[DATA SUPPLIED start]
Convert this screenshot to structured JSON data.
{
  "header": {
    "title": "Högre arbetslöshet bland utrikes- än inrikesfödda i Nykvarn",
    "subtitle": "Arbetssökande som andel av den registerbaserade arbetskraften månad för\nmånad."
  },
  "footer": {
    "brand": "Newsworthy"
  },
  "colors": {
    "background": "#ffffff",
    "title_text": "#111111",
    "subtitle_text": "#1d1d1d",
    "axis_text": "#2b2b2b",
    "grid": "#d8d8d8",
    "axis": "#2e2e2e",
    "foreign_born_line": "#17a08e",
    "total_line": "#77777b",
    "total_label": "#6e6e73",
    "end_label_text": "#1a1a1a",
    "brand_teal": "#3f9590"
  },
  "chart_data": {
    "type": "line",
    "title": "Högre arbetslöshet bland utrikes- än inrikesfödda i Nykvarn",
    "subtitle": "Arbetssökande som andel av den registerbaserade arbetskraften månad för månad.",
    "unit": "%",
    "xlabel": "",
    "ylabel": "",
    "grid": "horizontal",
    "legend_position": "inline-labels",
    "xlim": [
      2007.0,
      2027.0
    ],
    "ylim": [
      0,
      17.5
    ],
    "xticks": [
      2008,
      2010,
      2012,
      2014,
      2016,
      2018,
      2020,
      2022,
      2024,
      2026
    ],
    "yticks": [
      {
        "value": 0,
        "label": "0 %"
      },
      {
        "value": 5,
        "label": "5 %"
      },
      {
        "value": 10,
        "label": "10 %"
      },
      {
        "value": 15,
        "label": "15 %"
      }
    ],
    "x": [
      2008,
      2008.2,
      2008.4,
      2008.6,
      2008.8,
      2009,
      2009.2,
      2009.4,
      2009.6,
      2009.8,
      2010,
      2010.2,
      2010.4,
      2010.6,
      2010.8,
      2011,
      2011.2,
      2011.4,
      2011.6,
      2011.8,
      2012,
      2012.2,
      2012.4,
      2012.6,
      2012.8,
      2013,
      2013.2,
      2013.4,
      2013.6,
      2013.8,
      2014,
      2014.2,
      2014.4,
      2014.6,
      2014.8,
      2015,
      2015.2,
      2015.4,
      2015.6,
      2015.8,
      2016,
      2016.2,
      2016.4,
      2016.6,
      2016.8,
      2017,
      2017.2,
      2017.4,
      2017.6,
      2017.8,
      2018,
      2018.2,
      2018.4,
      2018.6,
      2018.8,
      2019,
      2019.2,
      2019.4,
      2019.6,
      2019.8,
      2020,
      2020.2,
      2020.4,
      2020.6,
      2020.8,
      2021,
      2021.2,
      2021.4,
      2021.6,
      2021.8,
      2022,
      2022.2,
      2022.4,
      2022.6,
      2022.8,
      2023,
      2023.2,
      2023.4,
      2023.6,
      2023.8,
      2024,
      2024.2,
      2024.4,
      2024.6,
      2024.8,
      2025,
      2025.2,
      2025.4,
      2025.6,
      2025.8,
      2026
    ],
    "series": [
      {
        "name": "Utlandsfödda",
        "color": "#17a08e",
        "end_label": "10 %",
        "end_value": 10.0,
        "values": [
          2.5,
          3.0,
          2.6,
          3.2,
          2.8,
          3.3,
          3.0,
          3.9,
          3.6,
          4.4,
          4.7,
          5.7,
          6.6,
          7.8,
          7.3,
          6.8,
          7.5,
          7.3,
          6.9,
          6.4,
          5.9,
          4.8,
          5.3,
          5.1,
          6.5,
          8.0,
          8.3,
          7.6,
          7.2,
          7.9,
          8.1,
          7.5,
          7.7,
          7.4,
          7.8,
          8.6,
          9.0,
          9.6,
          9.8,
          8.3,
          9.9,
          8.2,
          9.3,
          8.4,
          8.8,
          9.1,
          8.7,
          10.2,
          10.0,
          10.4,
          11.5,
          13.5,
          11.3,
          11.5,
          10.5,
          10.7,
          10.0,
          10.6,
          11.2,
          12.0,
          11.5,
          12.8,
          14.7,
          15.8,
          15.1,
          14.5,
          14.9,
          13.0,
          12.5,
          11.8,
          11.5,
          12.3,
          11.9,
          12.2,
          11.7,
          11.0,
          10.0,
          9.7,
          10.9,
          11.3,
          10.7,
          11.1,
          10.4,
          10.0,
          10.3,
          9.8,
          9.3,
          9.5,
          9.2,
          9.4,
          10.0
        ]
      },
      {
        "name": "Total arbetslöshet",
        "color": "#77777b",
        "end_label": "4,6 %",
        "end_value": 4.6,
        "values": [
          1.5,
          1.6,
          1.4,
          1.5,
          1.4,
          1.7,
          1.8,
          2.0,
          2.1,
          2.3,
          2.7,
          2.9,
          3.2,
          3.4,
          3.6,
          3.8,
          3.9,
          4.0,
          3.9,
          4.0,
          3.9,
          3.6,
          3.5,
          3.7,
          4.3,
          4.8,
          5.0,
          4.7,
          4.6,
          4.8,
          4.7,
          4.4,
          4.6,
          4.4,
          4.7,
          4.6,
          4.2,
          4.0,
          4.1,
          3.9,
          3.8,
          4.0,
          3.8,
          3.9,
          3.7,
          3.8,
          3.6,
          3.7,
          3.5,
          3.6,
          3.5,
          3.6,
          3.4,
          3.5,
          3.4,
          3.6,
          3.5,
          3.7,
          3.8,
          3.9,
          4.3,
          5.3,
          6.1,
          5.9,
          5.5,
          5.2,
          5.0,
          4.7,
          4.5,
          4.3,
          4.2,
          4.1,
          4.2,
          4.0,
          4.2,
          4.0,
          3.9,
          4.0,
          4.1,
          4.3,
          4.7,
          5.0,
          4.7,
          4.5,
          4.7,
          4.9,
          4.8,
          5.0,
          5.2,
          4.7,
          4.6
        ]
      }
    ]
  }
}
[DATA SUPPLIED end]
## WORK TO DO
Copy out all lines that carry the word "registerbaserade".

## FINAL RESULT
    "subtitle": "Arbetssökande som andel av den registerbaserade arbetskraften månad för\nmånad."
    "subtitle": "Arbetssökande som andel av den registerbaserade arbetskraften månad för månad.",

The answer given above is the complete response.